#### Work required:
Check each line of the entries below for the word "independently", and copy the lines that have it.
Material supplied Block Start
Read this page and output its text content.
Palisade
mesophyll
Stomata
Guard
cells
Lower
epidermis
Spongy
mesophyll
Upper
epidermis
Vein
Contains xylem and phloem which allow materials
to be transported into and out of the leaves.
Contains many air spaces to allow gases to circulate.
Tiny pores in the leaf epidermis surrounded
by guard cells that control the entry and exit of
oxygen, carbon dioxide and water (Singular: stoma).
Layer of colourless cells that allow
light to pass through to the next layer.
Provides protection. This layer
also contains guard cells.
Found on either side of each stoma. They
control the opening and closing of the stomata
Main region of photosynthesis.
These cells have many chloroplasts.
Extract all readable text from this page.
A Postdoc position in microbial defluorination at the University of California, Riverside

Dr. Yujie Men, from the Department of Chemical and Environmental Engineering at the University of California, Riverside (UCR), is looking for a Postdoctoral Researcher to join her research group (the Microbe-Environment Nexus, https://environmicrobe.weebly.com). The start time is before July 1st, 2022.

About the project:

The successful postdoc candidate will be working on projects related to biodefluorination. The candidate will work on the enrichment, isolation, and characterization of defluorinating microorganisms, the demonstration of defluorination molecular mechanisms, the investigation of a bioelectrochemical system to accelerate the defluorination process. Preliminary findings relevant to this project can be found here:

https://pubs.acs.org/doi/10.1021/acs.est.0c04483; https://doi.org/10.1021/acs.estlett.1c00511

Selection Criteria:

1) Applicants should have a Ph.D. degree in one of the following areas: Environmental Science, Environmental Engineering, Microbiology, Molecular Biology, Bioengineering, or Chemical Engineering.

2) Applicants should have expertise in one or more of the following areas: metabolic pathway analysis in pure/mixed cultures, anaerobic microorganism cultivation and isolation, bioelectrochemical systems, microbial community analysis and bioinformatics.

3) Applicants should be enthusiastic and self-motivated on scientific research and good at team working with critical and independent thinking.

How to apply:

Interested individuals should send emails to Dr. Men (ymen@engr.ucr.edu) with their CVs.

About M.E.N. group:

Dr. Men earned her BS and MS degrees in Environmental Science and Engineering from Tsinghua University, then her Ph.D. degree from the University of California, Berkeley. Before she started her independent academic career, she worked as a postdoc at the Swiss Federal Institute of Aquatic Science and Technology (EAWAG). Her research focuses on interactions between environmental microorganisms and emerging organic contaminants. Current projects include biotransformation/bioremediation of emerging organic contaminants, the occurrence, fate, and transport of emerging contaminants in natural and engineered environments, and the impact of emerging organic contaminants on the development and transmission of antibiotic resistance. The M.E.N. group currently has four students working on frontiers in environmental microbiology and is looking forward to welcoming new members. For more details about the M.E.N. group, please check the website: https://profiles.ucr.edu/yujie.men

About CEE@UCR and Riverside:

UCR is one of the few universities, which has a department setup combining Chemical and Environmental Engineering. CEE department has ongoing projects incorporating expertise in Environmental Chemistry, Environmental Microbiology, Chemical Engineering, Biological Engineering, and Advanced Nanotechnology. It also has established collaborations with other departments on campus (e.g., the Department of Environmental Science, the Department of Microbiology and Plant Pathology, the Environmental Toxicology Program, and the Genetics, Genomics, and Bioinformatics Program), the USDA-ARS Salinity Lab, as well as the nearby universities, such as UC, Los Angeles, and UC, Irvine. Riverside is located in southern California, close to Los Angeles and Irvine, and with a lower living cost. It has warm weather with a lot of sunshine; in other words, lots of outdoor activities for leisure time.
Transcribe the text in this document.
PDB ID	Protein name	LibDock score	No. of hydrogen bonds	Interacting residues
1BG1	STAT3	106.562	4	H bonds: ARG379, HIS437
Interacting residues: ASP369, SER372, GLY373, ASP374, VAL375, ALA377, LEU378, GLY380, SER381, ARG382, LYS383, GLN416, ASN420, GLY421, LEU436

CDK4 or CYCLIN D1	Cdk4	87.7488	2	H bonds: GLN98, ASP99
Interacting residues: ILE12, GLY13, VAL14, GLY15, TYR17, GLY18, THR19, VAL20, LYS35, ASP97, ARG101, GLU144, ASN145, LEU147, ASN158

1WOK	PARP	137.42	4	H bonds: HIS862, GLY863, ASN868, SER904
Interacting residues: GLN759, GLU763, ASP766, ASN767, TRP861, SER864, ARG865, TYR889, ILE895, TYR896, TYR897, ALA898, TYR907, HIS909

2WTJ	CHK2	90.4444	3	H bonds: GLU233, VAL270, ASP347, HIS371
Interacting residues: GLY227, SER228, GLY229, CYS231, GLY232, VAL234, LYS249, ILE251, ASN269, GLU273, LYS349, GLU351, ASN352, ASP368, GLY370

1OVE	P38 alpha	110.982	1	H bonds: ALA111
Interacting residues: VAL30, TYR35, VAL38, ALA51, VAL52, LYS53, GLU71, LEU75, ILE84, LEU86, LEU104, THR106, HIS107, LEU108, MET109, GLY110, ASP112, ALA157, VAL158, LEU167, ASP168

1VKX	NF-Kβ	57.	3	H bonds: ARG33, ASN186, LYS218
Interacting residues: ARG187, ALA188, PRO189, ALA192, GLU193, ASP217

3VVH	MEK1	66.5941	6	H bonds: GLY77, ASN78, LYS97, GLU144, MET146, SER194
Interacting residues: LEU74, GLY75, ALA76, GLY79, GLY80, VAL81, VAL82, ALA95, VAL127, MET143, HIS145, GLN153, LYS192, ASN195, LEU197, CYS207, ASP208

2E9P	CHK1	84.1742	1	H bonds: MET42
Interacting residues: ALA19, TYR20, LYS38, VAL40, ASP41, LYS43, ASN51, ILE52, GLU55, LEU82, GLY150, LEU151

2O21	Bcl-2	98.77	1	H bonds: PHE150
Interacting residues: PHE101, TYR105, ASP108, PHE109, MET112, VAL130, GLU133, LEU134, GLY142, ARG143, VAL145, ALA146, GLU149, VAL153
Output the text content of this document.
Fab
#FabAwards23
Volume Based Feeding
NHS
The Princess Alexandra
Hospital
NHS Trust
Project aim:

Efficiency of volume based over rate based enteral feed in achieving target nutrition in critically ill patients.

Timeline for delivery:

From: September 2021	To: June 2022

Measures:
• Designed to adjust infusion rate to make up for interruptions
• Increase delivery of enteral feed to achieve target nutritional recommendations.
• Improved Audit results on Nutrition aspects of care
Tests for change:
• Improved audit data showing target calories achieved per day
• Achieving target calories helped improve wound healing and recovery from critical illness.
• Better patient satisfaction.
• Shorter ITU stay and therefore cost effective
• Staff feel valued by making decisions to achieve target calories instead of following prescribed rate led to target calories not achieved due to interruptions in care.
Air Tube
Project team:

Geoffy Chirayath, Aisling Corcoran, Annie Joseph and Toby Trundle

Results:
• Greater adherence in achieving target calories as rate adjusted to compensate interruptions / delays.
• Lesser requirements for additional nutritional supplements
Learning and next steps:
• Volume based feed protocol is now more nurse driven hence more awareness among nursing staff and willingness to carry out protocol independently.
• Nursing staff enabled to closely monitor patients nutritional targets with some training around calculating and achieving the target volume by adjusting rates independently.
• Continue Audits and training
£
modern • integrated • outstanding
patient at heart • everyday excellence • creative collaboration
Material supplied Block End
#### Problem solution:
• Volume based feed protocol is now more nurse driven hence more awareness among nursing staff and willingness to carry out protocol independently.
• Nursing staff enabled to closely monitor patients nutritional targets with some training around calculating and achieving the target volume by adjusting rates independently.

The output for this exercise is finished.